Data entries
★ ★ ★ ★ ★
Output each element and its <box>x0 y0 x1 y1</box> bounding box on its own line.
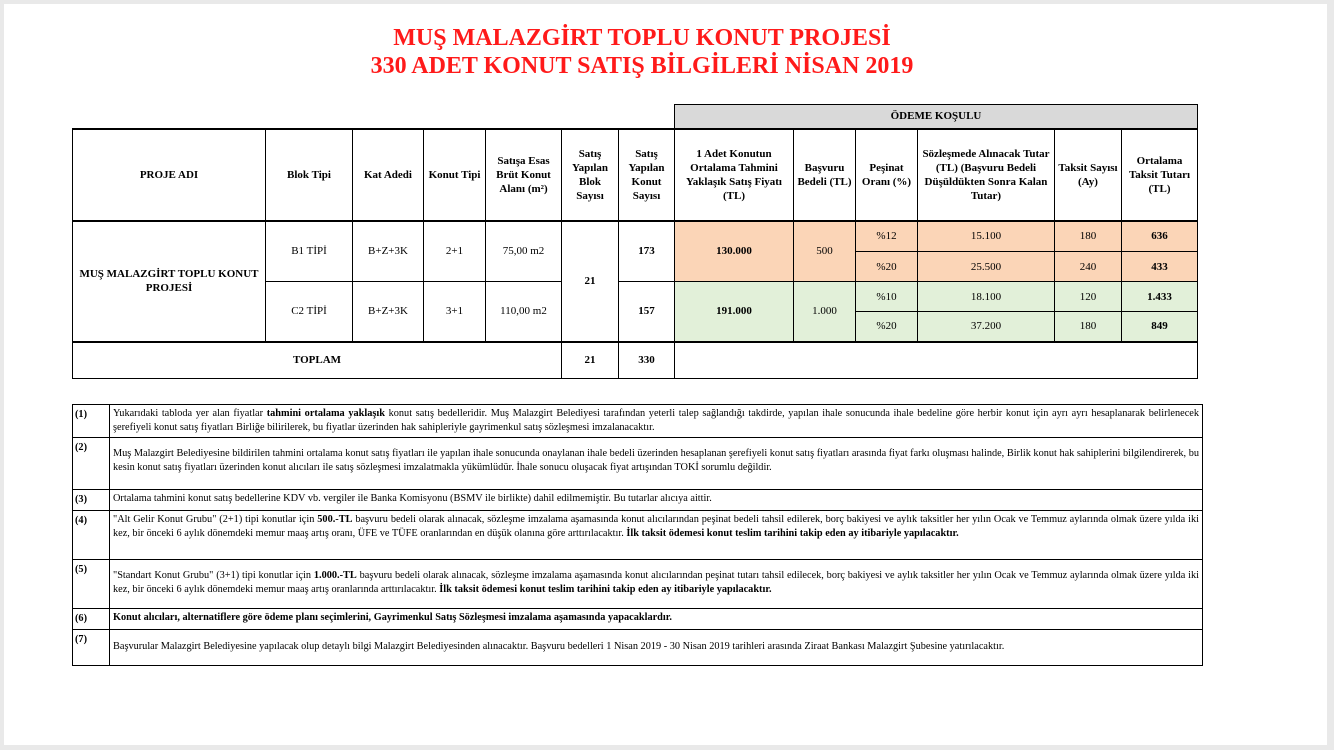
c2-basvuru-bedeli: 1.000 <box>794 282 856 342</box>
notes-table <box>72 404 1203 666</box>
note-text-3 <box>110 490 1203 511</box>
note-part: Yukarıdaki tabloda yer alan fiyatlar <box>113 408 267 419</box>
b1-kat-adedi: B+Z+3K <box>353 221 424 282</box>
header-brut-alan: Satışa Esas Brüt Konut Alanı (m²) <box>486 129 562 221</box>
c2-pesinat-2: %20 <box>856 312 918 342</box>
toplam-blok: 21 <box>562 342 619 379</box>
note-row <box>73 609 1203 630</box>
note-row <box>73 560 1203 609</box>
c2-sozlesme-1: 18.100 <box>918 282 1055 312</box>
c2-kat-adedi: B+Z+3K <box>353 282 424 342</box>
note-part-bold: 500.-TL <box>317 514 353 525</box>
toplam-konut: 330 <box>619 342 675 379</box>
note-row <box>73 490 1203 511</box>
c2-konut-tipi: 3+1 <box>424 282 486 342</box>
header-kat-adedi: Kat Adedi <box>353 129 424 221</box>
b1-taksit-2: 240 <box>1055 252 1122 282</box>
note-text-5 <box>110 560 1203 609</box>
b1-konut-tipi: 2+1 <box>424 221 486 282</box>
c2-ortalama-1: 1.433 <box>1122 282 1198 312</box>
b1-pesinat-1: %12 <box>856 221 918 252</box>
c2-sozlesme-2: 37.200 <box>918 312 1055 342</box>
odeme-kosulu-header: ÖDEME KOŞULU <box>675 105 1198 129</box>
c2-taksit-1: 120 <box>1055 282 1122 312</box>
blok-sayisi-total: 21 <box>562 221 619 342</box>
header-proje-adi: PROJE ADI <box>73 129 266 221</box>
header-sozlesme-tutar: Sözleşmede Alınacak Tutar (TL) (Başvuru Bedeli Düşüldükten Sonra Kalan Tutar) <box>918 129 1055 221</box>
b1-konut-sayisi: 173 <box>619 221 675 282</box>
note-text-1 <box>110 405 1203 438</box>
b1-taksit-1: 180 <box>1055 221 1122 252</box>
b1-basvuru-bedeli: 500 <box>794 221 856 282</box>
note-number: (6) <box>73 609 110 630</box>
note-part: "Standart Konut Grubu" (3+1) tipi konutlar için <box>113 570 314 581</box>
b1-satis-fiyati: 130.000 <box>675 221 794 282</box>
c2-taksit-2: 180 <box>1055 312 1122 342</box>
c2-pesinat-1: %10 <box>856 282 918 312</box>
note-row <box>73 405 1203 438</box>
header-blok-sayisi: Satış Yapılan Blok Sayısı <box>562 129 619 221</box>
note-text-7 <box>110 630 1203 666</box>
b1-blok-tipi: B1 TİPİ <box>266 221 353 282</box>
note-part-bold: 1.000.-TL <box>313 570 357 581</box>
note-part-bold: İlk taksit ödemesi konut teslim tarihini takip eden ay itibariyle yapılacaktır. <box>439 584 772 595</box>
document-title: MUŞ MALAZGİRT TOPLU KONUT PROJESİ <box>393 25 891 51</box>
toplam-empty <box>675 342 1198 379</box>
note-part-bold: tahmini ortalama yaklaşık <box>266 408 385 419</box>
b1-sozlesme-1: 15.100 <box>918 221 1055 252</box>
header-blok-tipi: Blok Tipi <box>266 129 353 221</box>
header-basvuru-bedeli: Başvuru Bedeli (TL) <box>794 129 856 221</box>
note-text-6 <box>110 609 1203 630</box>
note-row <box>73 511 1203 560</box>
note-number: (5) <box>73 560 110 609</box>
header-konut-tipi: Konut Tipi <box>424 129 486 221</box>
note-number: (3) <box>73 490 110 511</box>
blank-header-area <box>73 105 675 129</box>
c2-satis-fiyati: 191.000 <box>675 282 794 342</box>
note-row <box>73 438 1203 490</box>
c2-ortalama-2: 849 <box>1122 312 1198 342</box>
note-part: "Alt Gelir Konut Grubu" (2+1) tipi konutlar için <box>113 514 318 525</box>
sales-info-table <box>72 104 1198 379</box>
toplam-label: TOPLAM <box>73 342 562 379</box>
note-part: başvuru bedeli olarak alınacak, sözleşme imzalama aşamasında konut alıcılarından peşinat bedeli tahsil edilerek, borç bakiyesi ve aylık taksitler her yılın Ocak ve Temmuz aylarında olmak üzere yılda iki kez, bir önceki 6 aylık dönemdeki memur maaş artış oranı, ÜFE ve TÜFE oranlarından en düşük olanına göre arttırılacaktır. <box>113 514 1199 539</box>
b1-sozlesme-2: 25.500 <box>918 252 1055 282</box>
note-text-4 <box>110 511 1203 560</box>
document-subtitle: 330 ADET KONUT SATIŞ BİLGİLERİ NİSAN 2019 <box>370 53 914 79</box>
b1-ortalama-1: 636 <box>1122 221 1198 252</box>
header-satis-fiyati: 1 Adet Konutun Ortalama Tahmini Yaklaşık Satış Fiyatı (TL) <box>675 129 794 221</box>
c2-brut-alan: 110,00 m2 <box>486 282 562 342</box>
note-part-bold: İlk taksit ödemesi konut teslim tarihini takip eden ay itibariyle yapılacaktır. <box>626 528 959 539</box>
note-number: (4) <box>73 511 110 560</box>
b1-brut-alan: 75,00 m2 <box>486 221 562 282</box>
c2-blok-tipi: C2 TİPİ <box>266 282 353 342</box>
★ ★ ★ ★ ★
• _Given request_: Copy every line of the data entries above word for word, bounding boxes included, and leave out the pictures.

• _Answer to the exercise_:
Output each element and its <box>x0 y0 x1 y1</box> bounding box on its own line.
c2-basvuru-bedeli: 1.000 <box>794 282 856 342</box>
notes-table <box>72 404 1203 666</box>
note-text-3 <box>110 490 1203 511</box>
note-part: Yukarıdaki tabloda yer alan fiyatlar <box>113 408 267 419</box>
b1-kat-adedi: B+Z+3K <box>353 221 424 282</box>
header-brut-alan: Satışa Esas Brüt Konut Alanı (m²) <box>486 129 562 221</box>
c2-pesinat-2: %20 <box>856 312 918 342</box>
toplam-blok: 21 <box>562 342 619 379</box>
note-row <box>73 609 1203 630</box>
note-row <box>73 560 1203 609</box>
c2-sozlesme-1: 18.100 <box>918 282 1055 312</box>
c2-kat-adedi: B+Z+3K <box>353 282 424 342</box>
note-part-bold: 500.-TL <box>317 514 353 525</box>
toplam-konut: 330 <box>619 342 675 379</box>
note-row <box>73 490 1203 511</box>
c2-konut-tipi: 3+1 <box>424 282 486 342</box>
header-kat-adedi: Kat Adedi <box>353 129 424 221</box>
b1-taksit-2: 240 <box>1055 252 1122 282</box>
note-text-5 <box>110 560 1203 609</box>
b1-konut-tipi: 2+1 <box>424 221 486 282</box>
c2-ortalama-1: 1.433 <box>1122 282 1198 312</box>
b1-pesinat-1: %12 <box>856 221 918 252</box>
c2-sozlesme-2: 37.200 <box>918 312 1055 342</box>
odeme-kosulu-header: ÖDEME KOŞULU <box>675 105 1198 129</box>
c2-taksit-1: 120 <box>1055 282 1122 312</box>
blok-sayisi-total: 21 <box>562 221 619 342</box>
header-proje-adi: PROJE ADI <box>73 129 266 221</box>
header-sozlesme-tutar: Sözleşmede Alınacak Tutar (TL) (Başvuru Bedeli Düşüldükten Sonra Kalan Tutar) <box>918 129 1055 221</box>
b1-konut-sayisi: 173 <box>619 221 675 282</box>
note-text-1 <box>110 405 1203 438</box>
b1-taksit-1: 180 <box>1055 221 1122 252</box>
b1-basvuru-bedeli: 500 <box>794 221 856 282</box>
note-number: (6) <box>73 609 110 630</box>
note-part: "Standart Konut Grubu" (3+1) tipi konutlar için <box>113 570 314 581</box>
b1-satis-fiyati: 130.000 <box>675 221 794 282</box>
c2-taksit-2: 180 <box>1055 312 1122 342</box>
c2-pesinat-1: %10 <box>856 282 918 312</box>
note-row <box>73 405 1203 438</box>
header-blok-sayisi: Satış Yapılan Blok Sayısı <box>562 129 619 221</box>
note-text-7 <box>110 630 1203 666</box>
b1-blok-tipi: B1 TİPİ <box>266 221 353 282</box>
note-part-bold: 1.000.-TL <box>313 570 357 581</box>
note-part-bold: İlk taksit ödemesi konut teslim tarihini takip eden ay itibariyle yapılacaktır. <box>439 584 772 595</box>
document-title: MUŞ MALAZGİRT TOPLU KONUT PROJESİ <box>393 25 891 51</box>
toplam-empty <box>675 342 1198 379</box>
note-part-bold: tahmini ortalama yaklaşık <box>266 408 385 419</box>
b1-sozlesme-1: 15.100 <box>918 221 1055 252</box>
header-blok-tipi: Blok Tipi <box>266 129 353 221</box>
header-basvuru-bedeli: Başvuru Bedeli (TL) <box>794 129 856 221</box>
note-text-6 <box>110 609 1203 630</box>
note-row <box>73 511 1203 560</box>
note-number: (5) <box>73 560 110 609</box>
header-konut-tipi: Konut Tipi <box>424 129 486 221</box>
note-number: (3) <box>73 490 110 511</box>
blank-header-area <box>73 105 675 129</box>
c2-satis-fiyati: 191.000 <box>675 282 794 342</box>
note-row <box>73 438 1203 490</box>
c2-ortalama-2: 849 <box>1122 312 1198 342</box>
note-part: "Alt Gelir Konut Grubu" (2+1) tipi konutlar için <box>113 514 318 525</box>
sales-info-table <box>72 104 1198 379</box>
toplam-label: TOPLAM <box>73 342 562 379</box>
note-part: başvuru bedeli olarak alınacak, sözleşme imzalama aşamasında konut alıcılarından peşinat bedeli tahsil edilerek, borç bakiyesi ve aylık taksitler her yılın Ocak ve Temmuz aylarında olmak üzere yılda iki kez, bir önceki 6 aylık dönemdeki memur maaş artış oranı, ÜFE ve TÜFE oranlarından en düşük olanına göre arttırılacaktır. <box>113 514 1199 539</box>
b1-sozlesme-2: 25.500 <box>918 252 1055 282</box>
note-text-4 <box>110 511 1203 560</box>
document-subtitle: 330 ADET KONUT SATIŞ BİLGİLERİ NİSAN 2019 <box>370 53 914 79</box>
b1-ortalama-1: 636 <box>1122 221 1198 252</box>
header-satis-fiyati: 1 Adet Konutun Ortalama Tahmini Yaklaşık Satış Fiyatı (TL) <box>675 129 794 221</box>
c2-brut-alan: 110,00 m2 <box>486 282 562 342</box>
note-part-bold: İlk taksit ödemesi konut teslim tarihini takip eden ay itibariyle yapılacaktır. <box>626 528 959 539</box>
note-number: (4) <box>73 511 110 560</box>
b1-brut-alan: 75,00 m2 <box>486 221 562 282</box>
c2-blok-tipi: C2 TİPİ <box>266 282 353 342</box>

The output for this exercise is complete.